Stated goal
Search the data below for the word "just" and copy each line that holds it.

Raw data
━━━━━━━━━━━━━━━━━━━━

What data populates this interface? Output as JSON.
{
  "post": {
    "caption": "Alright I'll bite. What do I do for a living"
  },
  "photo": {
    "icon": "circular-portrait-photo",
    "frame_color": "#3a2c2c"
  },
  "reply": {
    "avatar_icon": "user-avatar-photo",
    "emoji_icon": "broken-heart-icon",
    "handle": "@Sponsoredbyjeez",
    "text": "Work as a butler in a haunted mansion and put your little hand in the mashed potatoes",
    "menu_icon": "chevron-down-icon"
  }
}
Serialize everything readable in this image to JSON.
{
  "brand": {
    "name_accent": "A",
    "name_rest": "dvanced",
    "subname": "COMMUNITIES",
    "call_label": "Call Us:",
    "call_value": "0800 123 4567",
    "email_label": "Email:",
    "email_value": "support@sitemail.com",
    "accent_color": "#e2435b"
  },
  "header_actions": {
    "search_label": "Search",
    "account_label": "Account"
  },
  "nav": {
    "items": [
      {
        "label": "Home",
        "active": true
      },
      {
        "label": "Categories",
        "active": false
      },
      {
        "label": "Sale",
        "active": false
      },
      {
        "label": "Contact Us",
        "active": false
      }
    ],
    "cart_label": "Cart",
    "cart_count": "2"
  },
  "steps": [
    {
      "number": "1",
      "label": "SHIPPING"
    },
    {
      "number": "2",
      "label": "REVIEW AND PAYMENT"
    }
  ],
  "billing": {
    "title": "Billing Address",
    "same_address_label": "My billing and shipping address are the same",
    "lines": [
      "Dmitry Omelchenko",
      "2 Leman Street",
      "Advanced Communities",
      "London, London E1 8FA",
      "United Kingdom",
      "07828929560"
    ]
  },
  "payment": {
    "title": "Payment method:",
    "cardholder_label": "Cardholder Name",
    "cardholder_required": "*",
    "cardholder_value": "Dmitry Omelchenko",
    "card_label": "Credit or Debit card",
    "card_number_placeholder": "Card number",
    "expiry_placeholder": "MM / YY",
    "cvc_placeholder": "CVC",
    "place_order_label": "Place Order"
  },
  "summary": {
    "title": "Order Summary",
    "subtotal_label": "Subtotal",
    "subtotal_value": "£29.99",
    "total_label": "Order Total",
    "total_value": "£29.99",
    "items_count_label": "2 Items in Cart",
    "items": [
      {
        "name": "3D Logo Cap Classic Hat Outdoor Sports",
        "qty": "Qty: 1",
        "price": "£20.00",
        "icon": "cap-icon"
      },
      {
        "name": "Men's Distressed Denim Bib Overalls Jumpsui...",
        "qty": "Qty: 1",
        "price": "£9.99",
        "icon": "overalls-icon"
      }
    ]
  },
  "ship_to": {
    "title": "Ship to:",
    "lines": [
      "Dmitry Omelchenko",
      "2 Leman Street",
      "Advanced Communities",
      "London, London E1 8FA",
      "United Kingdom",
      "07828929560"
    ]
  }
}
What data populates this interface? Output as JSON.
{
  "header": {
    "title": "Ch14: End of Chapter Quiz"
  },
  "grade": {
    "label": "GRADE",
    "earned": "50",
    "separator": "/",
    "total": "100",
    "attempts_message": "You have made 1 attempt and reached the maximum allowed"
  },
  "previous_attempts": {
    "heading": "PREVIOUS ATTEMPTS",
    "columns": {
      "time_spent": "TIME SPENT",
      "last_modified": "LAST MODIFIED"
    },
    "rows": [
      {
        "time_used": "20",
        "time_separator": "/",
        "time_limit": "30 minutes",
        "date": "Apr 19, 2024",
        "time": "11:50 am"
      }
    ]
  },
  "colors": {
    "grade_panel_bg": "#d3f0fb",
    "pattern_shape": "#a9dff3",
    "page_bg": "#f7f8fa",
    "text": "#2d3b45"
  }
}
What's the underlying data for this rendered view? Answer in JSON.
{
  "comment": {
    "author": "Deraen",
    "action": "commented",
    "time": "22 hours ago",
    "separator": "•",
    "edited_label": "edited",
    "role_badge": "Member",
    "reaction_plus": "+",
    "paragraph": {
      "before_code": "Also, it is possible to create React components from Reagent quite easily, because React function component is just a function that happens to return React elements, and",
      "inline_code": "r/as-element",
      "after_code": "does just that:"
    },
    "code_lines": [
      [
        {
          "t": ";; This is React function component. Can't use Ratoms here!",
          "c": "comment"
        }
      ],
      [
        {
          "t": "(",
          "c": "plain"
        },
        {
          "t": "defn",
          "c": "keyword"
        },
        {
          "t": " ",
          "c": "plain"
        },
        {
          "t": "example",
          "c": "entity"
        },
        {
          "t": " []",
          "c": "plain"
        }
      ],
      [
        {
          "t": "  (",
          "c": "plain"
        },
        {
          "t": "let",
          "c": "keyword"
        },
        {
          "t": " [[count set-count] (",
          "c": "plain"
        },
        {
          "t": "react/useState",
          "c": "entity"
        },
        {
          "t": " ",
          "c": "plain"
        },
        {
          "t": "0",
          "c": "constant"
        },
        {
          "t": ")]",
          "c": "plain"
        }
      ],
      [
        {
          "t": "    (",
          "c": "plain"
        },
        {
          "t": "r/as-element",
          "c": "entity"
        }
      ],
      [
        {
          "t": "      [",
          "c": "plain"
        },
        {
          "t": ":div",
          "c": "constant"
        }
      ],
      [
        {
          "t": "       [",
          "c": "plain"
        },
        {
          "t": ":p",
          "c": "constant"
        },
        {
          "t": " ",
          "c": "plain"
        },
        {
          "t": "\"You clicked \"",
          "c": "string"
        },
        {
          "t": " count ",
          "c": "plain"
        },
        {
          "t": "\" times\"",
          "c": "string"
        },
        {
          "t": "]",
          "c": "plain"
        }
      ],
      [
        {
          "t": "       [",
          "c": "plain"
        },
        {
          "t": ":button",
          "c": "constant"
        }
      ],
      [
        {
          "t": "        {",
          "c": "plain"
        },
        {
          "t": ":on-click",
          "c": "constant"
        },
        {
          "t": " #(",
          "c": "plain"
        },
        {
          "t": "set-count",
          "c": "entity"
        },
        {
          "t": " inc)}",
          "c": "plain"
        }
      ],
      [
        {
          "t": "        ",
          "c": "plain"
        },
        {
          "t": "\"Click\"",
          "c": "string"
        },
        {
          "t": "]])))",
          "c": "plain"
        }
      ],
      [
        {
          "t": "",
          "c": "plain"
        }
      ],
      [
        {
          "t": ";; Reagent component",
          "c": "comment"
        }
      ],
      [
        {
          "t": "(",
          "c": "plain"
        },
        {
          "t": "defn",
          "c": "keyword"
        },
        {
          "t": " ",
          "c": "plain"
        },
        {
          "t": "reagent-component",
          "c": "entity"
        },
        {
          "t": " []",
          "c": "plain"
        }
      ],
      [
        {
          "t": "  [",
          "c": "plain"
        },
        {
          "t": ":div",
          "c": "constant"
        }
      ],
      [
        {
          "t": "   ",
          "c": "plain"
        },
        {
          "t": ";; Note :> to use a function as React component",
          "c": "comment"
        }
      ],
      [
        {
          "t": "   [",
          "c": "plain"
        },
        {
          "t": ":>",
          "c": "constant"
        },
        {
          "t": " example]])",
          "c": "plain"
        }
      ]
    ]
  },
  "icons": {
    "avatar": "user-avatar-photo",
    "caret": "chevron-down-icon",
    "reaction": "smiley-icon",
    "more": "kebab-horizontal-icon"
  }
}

━━━━━━━━━━━━━━━━━━━━

Solution
      "before_code": "Also, it is possible to create React components from Reagent quite easily, because React function component is just a function that happens to return React elements, and",
      "after_code": "does just that:"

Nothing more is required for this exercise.